*Work to be completed*.
Repeat each entry in full, exactly.

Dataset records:
<<<<

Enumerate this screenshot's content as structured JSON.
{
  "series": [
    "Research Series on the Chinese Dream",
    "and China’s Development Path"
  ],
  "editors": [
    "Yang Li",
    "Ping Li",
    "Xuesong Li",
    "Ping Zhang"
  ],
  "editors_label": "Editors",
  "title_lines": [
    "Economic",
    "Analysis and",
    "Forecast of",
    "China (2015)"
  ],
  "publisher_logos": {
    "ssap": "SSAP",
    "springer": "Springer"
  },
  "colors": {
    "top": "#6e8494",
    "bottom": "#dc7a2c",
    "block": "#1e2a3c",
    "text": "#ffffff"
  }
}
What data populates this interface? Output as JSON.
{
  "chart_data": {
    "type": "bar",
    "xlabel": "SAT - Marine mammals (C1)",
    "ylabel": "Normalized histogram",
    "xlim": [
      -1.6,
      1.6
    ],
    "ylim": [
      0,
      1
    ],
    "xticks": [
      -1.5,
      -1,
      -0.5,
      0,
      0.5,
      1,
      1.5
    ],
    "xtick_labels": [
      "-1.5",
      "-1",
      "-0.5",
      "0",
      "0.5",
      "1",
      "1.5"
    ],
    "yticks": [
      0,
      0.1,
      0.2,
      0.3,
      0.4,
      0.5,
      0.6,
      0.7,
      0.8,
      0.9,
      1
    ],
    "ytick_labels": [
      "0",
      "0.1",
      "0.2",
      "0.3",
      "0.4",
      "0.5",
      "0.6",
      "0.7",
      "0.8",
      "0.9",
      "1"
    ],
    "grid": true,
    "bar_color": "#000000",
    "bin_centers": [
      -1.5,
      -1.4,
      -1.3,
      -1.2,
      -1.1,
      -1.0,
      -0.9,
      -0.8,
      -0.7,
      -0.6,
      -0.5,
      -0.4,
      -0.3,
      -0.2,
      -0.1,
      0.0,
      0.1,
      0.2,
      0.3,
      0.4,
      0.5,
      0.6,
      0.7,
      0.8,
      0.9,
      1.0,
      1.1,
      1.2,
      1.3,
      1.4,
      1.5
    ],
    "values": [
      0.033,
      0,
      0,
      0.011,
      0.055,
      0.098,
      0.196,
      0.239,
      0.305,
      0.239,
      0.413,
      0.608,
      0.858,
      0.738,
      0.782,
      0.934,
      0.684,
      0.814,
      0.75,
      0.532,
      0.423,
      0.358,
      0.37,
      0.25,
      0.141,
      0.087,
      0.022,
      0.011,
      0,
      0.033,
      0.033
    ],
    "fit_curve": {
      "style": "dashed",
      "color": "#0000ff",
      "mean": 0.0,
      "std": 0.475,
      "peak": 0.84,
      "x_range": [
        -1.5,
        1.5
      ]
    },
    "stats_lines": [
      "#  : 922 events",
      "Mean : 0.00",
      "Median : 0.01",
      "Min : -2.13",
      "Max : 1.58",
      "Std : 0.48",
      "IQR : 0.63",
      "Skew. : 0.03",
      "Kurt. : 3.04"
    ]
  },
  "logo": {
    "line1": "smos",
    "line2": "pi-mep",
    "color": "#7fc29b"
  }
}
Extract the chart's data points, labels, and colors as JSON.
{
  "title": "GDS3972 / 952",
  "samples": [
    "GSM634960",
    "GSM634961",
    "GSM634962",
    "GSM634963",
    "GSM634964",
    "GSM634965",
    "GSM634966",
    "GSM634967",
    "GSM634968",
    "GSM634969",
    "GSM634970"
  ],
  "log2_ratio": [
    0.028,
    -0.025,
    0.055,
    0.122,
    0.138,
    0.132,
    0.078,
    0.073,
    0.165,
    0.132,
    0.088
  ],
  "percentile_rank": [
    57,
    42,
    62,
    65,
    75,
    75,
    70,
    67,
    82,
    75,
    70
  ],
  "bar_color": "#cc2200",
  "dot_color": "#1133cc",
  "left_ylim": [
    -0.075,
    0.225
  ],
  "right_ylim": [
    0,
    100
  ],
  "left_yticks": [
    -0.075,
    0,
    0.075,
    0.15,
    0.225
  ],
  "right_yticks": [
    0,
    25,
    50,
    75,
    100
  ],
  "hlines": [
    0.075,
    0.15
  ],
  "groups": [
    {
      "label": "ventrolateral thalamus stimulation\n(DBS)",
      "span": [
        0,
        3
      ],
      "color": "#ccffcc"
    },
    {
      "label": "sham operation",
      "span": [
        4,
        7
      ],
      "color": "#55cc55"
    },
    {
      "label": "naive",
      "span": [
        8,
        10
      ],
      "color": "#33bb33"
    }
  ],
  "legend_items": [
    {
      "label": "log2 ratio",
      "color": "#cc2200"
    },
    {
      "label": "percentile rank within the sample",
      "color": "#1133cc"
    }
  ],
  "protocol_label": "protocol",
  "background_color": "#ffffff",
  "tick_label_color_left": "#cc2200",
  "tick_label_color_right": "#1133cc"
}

>>>>

*Result below*.
Enumerate this screenshot's content as structured JSON.
{
  "series": [
    "Research Series on the Chinese Dream",
    "and China’s Development Path"
  ],
  "editors": [
    "Yang Li",
    "Ping Li",
    "Xuesong Li",
    "Ping Zhang"
  ],
  "editors_label": "Editors",
  "title_lines": [
    "Economic",
    "Analysis and",
    "Forecast of",
    "China (2015)"
  ],
  "publisher_logos": {
    "ssap": "SSAP",
    "springer": "Springer"
  },
  "colors": {
    "top": "#6e8494",
    "bottom": "#dc7a2c",
    "block": "#1e2a3c",
    "text": "#ffffff"
  }
}
What data populates this interface? Output as JSON.
{
  "chart_data": {
    "type": "bar",
    "xlabel": "SAT - Marine mammals (C1)",
    "ylabel": "Normalized histogram",
    "xlim": [
      -1.6,
      1.6
    ],
    "ylim": [
      0,
      1
    ],
    "xticks": [
      -1.5,
      -1,
      -0.5,
      0,
      0.5,
      1,
      1.5
    ],
    "xtick_labels": [
      "-1.5",
      "-1",
      "-0.5",
      "0",
      "0.5",
      "1",
      "1.5"
    ],
    "yticks": [
      0,
      0.1,
      0.2,
      0.3,
      0.4,
      0.5,
      0.6,
      0.7,
      0.8,
      0.9,
      1
    ],
    "ytick_labels": [
      "0",
      "0.1",
      "0.2",
      "0.3",
      "0.4",
      "0.5",
      "0.6",
      "0.7",
      "0.8",
      "0.9",
      "1"
    ],
    "grid": true,
    "bar_color": "#000000",
    "bin_centers": [
      -1.5,
      -1.4,
      -1.3,
      -1.2,
      -1.1,
      -1.0,
      -0.9,
      -0.8,
      -0.7,
      -0.6,
      -0.5,
      -0.4,
      -0.3,
      -0.2,
      -0.1,
      0.0,
      0.1,
      0.2,
      0.3,
      0.4,
      0.5,
      0.6,
      0.7,
      0.8,
      0.9,
      1.0,
      1.1,
      1.2,
      1.3,
      1.4,
      1.5
    ],
    "values": [
      0.033,
      0,
      0,
      0.011,
      0.055,
      0.098,
      0.196,
      0.239,
      0.305,
      0.239,
      0.413,
      0.608,
      0.858,
      0.738,
      0.782,
      0.934,
      0.684,
      0.814,
      0.75,
      0.532,
      0.423,
      0.358,
      0.37,
      0.25,
      0.141,
      0.087,
      0.022,
      0.011,
      0,
      0.033,
      0.033
    ],
    "fit_curve": {
      "style": "dashed",
      "color": "#0000ff",
      "mean": 0.0,
      "std": 0.475,
      "peak": 0.84,
      "x_range": [
        -1.5,
        1.5
      ]
    },
    "stats_lines": [
      "#  : 922 events",
      "Mean : 0.00",
      "Median : 0.01",
      "Min : -2.13",
      "Max : 1.58",
      "Std : 0.48",
      "IQR : 0.63",
      "Skew. : 0.03",
      "Kurt. : 3.04"
    ]
  },
  "logo": {
    "line1": "smos",
    "line2": "pi-mep",
    "color": "#7fc29b"
  }
}
Extract the chart's data points, labels, and colors as JSON.
{
  "title": "GDS3972 / 952",
  "samples": [
    "GSM634960",
    "GSM634961",
    "GSM634962",
    "GSM634963",
    "GSM634964",
    "GSM634965",
    "GSM634966",
    "GSM634967",
    "GSM634968",
    "GSM634969",
    "GSM634970"
  ],
  "log2_ratio": [
    0.028,
    -0.025,
    0.055,
    0.122,
    0.138,
    0.132,
    0.078,
    0.073,
    0.165,
    0.132,
    0.088
  ],
  "percentile_rank": [
    57,
    42,
    62,
    65,
    75,
    75,
    70,
    67,
    82,
    75,
    70
  ],
  "bar_color": "#cc2200",
  "dot_color": "#1133cc",
  "left_ylim": [
    -0.075,
    0.225
  ],
  "right_ylim": [
    0,
    100
  ],
  "left_yticks": [
    -0.075,
    0,
    0.075,
    0.15,
    0.225
  ],
  "right_yticks": [
    0,
    25,
    50,
    75,
    100
  ],
  "hlines": [
    0.075,
    0.15
  ],
  "groups": [
    {
      "label": "ventrolateral thalamus stimulation\n(DBS)",
      "span": [
        0,
        3
      ],
      "color": "#ccffcc"
    },
    {
      "label": "sham operation",
      "span": [
        4,
        7
      ],
      "color": "#55cc55"
    },
    {
      "label": "naive",
      "span": [
        8,
        10
      ],
      "color": "#33bb33"
    }
  ],
  "legend_items": [
    {
      "label": "log2 ratio",
      "color": "#cc2200"
    },
    {
      "label": "percentile rank within the sample",
      "color": "#1133cc"
    }
  ],
  "protocol_label": "protocol",
  "background_color": "#ffffff",
  "tick_label_color_left": "#cc2200",
  "tick_label_color_right": "#1133cc"
}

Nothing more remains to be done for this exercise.